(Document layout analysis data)

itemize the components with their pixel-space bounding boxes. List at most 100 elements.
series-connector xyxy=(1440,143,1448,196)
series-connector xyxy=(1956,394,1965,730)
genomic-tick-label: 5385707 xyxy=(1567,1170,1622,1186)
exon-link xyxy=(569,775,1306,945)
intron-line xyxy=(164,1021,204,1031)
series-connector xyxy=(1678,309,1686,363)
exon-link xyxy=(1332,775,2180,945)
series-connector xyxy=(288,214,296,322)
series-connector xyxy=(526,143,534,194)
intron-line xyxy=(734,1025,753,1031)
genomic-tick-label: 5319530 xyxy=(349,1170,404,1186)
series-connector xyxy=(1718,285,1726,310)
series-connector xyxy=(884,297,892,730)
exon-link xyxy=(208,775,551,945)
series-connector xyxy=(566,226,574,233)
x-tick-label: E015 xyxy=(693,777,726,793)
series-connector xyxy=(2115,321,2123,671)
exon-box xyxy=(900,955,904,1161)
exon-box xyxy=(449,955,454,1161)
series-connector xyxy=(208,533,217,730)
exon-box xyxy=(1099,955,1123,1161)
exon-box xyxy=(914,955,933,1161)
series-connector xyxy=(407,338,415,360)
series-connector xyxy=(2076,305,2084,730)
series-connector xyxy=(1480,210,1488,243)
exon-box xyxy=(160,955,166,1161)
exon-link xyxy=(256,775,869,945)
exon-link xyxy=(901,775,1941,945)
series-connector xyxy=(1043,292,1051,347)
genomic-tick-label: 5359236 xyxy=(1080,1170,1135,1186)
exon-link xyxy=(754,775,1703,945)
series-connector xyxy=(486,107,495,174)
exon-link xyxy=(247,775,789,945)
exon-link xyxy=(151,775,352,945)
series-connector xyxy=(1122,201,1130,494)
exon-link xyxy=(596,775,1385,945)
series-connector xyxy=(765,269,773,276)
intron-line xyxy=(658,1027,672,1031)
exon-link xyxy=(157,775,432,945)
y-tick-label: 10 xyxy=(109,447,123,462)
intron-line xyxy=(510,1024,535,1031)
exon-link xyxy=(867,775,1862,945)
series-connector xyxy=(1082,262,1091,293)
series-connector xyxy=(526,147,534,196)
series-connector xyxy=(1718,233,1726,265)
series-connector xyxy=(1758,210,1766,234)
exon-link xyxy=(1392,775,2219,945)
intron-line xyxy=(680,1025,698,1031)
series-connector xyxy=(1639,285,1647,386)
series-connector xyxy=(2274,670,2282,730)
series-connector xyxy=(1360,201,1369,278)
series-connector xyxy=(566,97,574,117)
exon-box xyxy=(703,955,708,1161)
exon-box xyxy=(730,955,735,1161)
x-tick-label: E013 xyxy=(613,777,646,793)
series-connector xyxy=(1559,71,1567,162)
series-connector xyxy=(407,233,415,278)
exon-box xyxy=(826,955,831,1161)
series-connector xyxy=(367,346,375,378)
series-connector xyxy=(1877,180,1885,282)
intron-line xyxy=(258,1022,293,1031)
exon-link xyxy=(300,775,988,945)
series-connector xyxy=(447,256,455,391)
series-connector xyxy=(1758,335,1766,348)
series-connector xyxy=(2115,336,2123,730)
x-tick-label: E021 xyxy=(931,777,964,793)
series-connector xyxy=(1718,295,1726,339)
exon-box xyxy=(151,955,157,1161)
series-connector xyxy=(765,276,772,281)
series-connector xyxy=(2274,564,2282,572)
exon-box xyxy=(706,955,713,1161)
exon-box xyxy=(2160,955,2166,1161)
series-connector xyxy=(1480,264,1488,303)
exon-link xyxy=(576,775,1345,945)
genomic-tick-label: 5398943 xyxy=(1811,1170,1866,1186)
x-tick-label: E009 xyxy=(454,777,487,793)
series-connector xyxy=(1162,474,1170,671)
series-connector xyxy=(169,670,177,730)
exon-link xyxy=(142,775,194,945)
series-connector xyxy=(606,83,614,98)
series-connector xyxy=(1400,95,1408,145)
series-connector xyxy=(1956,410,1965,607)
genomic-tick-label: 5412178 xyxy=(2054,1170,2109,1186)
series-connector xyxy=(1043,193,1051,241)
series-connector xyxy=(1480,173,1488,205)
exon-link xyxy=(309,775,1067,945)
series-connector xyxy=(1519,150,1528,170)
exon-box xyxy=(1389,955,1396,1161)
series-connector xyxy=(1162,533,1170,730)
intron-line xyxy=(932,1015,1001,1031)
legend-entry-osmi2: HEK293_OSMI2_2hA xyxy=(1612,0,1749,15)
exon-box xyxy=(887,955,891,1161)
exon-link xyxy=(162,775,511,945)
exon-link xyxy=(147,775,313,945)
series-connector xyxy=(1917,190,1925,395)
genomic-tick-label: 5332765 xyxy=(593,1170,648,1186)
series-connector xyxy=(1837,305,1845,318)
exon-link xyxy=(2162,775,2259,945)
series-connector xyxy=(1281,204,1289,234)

GOAL OF THE EXERCISE: The records shown above are to be retyped exactly, with none omitted.

SOLUTION TO THIS TASK:
itemize the components with their pixel-space bounding boxes. List at most 100 elements.
series-connector xyxy=(1440,143,1448,196)
series-connector xyxy=(1956,394,1965,730)
genomic-tick-label: 5385707 xyxy=(1567,1170,1622,1186)
exon-link xyxy=(569,775,1306,945)
intron-line xyxy=(164,1021,204,1031)
series-connector xyxy=(1678,309,1686,363)
exon-link xyxy=(1332,775,2180,945)
series-connector xyxy=(288,214,296,322)
series-connector xyxy=(526,143,534,194)
intron-line xyxy=(734,1025,753,1031)
genomic-tick-label: 5319530 xyxy=(349,1170,404,1186)
series-connector xyxy=(1718,285,1726,310)
series-connector xyxy=(884,297,892,730)
exon-link xyxy=(208,775,551,945)
series-connector xyxy=(566,226,574,233)
x-tick-label: E015 xyxy=(693,777,726,793)
series-connector xyxy=(2115,321,2123,671)
exon-box xyxy=(900,955,904,1161)
exon-box xyxy=(449,955,454,1161)
series-connector xyxy=(208,533,217,730)
exon-box xyxy=(1099,955,1123,1161)
exon-box xyxy=(914,955,933,1161)
series-connector xyxy=(407,338,415,360)
series-connector xyxy=(2076,305,2084,730)
series-connector xyxy=(1480,210,1488,243)
exon-box xyxy=(160,955,166,1161)
exon-link xyxy=(256,775,869,945)
exon-link xyxy=(901,775,1941,945)
series-connector xyxy=(1043,292,1051,347)
genomic-tick-label: 5359236 xyxy=(1080,1170,1135,1186)
exon-link xyxy=(754,775,1703,945)
series-connector xyxy=(486,107,495,174)
exon-link xyxy=(247,775,789,945)
exon-link xyxy=(151,775,352,945)
series-connector xyxy=(1122,201,1130,494)
exon-link xyxy=(596,775,1385,945)
series-connector xyxy=(765,269,773,276)
intron-line xyxy=(658,1027,672,1031)
exon-link xyxy=(157,775,432,945)
y-tick-label: 10 xyxy=(109,447,123,462)
intron-line xyxy=(510,1024,535,1031)
exon-link xyxy=(867,775,1862,945)
series-connector xyxy=(1082,262,1091,293)
series-connector xyxy=(526,147,534,196)
series-connector xyxy=(1718,233,1726,265)
series-connector xyxy=(1758,210,1766,234)
exon-link xyxy=(1392,775,2219,945)
intron-line xyxy=(680,1025,698,1031)
series-connector xyxy=(1639,285,1647,386)
series-connector xyxy=(2274,670,2282,730)
series-connector xyxy=(1360,201,1369,278)
series-connector xyxy=(566,97,574,117)
exon-box xyxy=(703,955,708,1161)
exon-box xyxy=(730,955,735,1161)
x-tick-label: E013 xyxy=(613,777,646,793)
series-connector xyxy=(1559,71,1567,162)
series-connector xyxy=(407,233,415,278)
exon-box xyxy=(826,955,831,1161)
series-connector xyxy=(367,346,375,378)
series-connector xyxy=(1877,180,1885,282)
intron-line xyxy=(258,1022,293,1031)
exon-link xyxy=(300,775,988,945)
series-connector xyxy=(447,256,455,391)
series-connector xyxy=(1758,335,1766,348)
series-connector xyxy=(2115,336,2123,730)
x-tick-label: E021 xyxy=(931,777,964,793)
series-connector xyxy=(1718,295,1726,339)
exon-box xyxy=(151,955,157,1161)
series-connector xyxy=(765,276,772,281)
series-connector xyxy=(2274,564,2282,572)
exon-box xyxy=(706,955,713,1161)
exon-box xyxy=(2160,955,2166,1161)
series-connector xyxy=(1480,264,1488,303)
exon-link xyxy=(576,775,1345,945)
genomic-tick-label: 5398943 xyxy=(1811,1170,1866,1186)
x-tick-label: E009 xyxy=(454,777,487,793)
series-connector xyxy=(1162,474,1170,671)
series-connector xyxy=(169,670,177,730)
exon-link xyxy=(142,775,194,945)
series-connector xyxy=(606,83,614,98)
series-connector xyxy=(1400,95,1408,145)
series-connector xyxy=(1956,410,1965,607)
genomic-tick-label: 5412178 xyxy=(2054,1170,2109,1186)
series-connector xyxy=(1043,193,1051,241)
series-connector xyxy=(1480,173,1488,205)
exon-link xyxy=(309,775,1067,945)
series-connector xyxy=(1519,150,1528,170)
exon-box xyxy=(1389,955,1396,1161)
series-connector xyxy=(1162,533,1170,730)
intron-line xyxy=(932,1015,1001,1031)
legend-entry-osmi2: HEK293_OSMI2_2hA xyxy=(1612,0,1749,15)
exon-box xyxy=(887,955,891,1161)
exon-link xyxy=(162,775,511,945)
exon-link xyxy=(147,775,313,945)
series-connector xyxy=(1917,190,1925,395)
genomic-tick-label: 5332765 xyxy=(593,1170,648,1186)
series-connector xyxy=(1837,305,1845,318)
exon-link xyxy=(2162,775,2259,945)
series-connector xyxy=(1281,204,1289,234)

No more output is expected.